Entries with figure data
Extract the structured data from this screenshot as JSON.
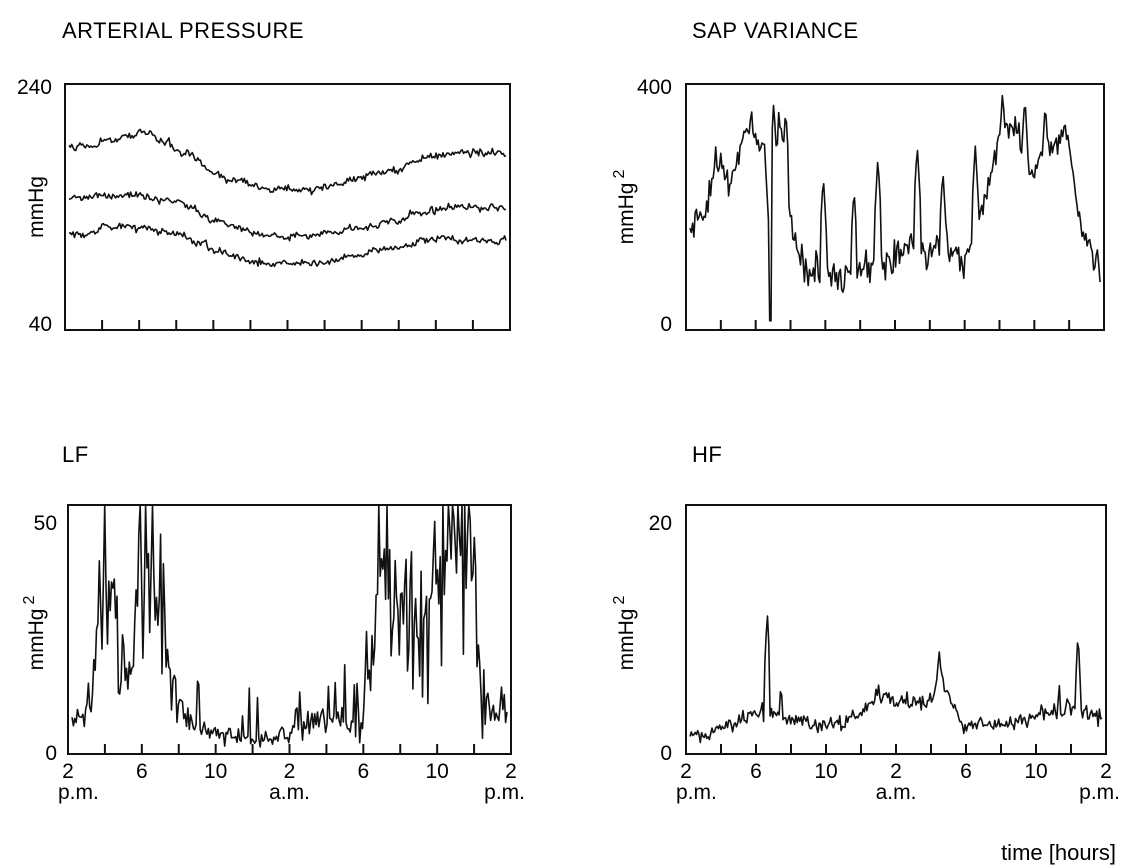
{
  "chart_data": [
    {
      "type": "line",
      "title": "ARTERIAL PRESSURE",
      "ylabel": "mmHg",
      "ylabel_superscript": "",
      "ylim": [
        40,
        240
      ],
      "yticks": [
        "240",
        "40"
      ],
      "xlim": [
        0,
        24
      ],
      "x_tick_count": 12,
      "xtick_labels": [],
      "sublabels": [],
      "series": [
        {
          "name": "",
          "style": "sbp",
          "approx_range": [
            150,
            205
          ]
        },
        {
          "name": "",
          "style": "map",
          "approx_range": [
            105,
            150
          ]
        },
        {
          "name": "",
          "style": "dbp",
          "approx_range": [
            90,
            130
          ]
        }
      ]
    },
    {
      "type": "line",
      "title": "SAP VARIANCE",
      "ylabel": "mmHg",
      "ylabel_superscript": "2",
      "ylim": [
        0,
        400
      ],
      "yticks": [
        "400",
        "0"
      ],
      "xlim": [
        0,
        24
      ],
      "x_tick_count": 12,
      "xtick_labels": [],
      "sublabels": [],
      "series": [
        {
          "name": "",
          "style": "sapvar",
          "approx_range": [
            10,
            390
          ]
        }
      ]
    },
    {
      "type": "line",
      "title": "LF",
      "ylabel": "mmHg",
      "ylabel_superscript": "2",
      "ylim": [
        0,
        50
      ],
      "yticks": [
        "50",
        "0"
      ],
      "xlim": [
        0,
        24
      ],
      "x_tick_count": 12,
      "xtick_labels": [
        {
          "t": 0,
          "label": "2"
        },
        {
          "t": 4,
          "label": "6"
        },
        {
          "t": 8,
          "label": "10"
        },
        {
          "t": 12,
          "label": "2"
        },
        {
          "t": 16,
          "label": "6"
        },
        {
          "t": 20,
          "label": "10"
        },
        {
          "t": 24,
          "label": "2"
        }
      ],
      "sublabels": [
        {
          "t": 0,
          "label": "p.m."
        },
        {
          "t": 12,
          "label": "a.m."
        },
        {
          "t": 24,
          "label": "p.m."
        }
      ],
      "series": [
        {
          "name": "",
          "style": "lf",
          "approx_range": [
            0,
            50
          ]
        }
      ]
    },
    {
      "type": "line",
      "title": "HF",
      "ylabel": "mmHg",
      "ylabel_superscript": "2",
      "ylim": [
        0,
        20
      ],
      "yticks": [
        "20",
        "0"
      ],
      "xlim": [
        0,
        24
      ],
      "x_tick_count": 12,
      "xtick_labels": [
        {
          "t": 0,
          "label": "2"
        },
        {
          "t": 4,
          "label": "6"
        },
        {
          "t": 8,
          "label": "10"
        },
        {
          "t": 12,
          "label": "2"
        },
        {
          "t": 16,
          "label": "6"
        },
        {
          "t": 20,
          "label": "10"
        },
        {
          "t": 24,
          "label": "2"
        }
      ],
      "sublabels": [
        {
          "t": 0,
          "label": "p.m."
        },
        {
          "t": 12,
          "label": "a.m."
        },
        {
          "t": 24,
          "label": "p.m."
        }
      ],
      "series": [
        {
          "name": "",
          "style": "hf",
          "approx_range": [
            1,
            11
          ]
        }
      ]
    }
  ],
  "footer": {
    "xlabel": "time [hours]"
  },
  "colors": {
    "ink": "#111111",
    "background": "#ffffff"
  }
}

**What is needed**
Except for the pictures, print the data above exactly.

**Finished task**
Extract the structured data from this screenshot as JSON.
{
  "chart_data": [
    {
      "type": "line",
      "title": "ARTERIAL PRESSURE",
      "ylabel": "mmHg",
      "ylabel_superscript": "",
      "ylim": [
        40,
        240
      ],
      "yticks": [
        "240",
        "40"
      ],
      "xlim": [
        0,
        24
      ],
      "x_tick_count": 12,
      "xtick_labels": [],
      "sublabels": [],
      "series": [
        {
          "name": "",
          "style": "sbp",
          "approx_range": [
            150,
            205
          ]
        },
        {
          "name": "",
          "style": "map",
          "approx_range": [
            105,
            150
          ]
        },
        {
          "name": "",
          "style": "dbp",
          "approx_range": [
            90,
            130
          ]
        }
      ]
    },
    {
      "type": "line",
      "title": "SAP VARIANCE",
      "ylabel": "mmHg",
      "ylabel_superscript": "2",
      "ylim": [
        0,
        400
      ],
      "yticks": [
        "400",
        "0"
      ],
      "xlim": [
        0,
        24
      ],
      "x_tick_count": 12,
      "xtick_labels": [],
      "sublabels": [],
      "series": [
        {
          "name": "",
          "style": "sapvar",
          "approx_range": [
            10,
            390
          ]
        }
      ]
    },
    {
      "type": "line",
      "title": "LF",
      "ylabel": "mmHg",
      "ylabel_superscript": "2",
      "ylim": [
        0,
        50
      ],
      "yticks": [
        "50",
        "0"
      ],
      "xlim": [
        0,
        24
      ],
      "x_tick_count": 12,
      "xtick_labels": [
        {
          "t": 0,
          "label": "2"
        },
        {
          "t": 4,
          "label": "6"
        },
        {
          "t": 8,
          "label": "10"
        },
        {
          "t": 12,
          "label": "2"
        },
        {
          "t": 16,
          "label": "6"
        },
        {
          "t": 20,
          "label": "10"
        },
        {
          "t": 24,
          "label": "2"
        }
      ],
      "sublabels": [
        {
          "t": 0,
          "label": "p.m."
        },
        {
          "t": 12,
          "label": "a.m."
        },
        {
          "t": 24,
          "label": "p.m."
        }
      ],
      "series": [
        {
          "name": "",
          "style": "lf",
          "approx_range": [
            0,
            50
          ]
        }
      ]
    },
    {
      "type": "line",
      "title": "HF",
      "ylabel": "mmHg",
      "ylabel_superscript": "2",
      "ylim": [
        0,
        20
      ],
      "yticks": [
        "20",
        "0"
      ],
      "xlim": [
        0,
        24
      ],
      "x_tick_count": 12,
      "xtick_labels": [
        {
          "t": 0,
          "label": "2"
        },
        {
          "t": 4,
          "label": "6"
        },
        {
          "t": 8,
          "label": "10"
        },
        {
          "t": 12,
          "label": "2"
        },
        {
          "t": 16,
          "label": "6"
        },
        {
          "t": 20,
          "label": "10"
        },
        {
          "t": 24,
          "label": "2"
        }
      ],
      "sublabels": [
        {
          "t": 0,
          "label": "p.m."
        },
        {
          "t": 12,
          "label": "a.m."
        },
        {
          "t": 24,
          "label": "p.m."
        }
      ],
      "series": [
        {
          "name": "",
          "style": "hf",
          "approx_range": [
            1,
            11
          ]
        }
      ]
    }
  ],
  "footer": {
    "xlabel": "time [hours]"
  },
  "colors": {
    "ink": "#111111",
    "background": "#ffffff"
  }
}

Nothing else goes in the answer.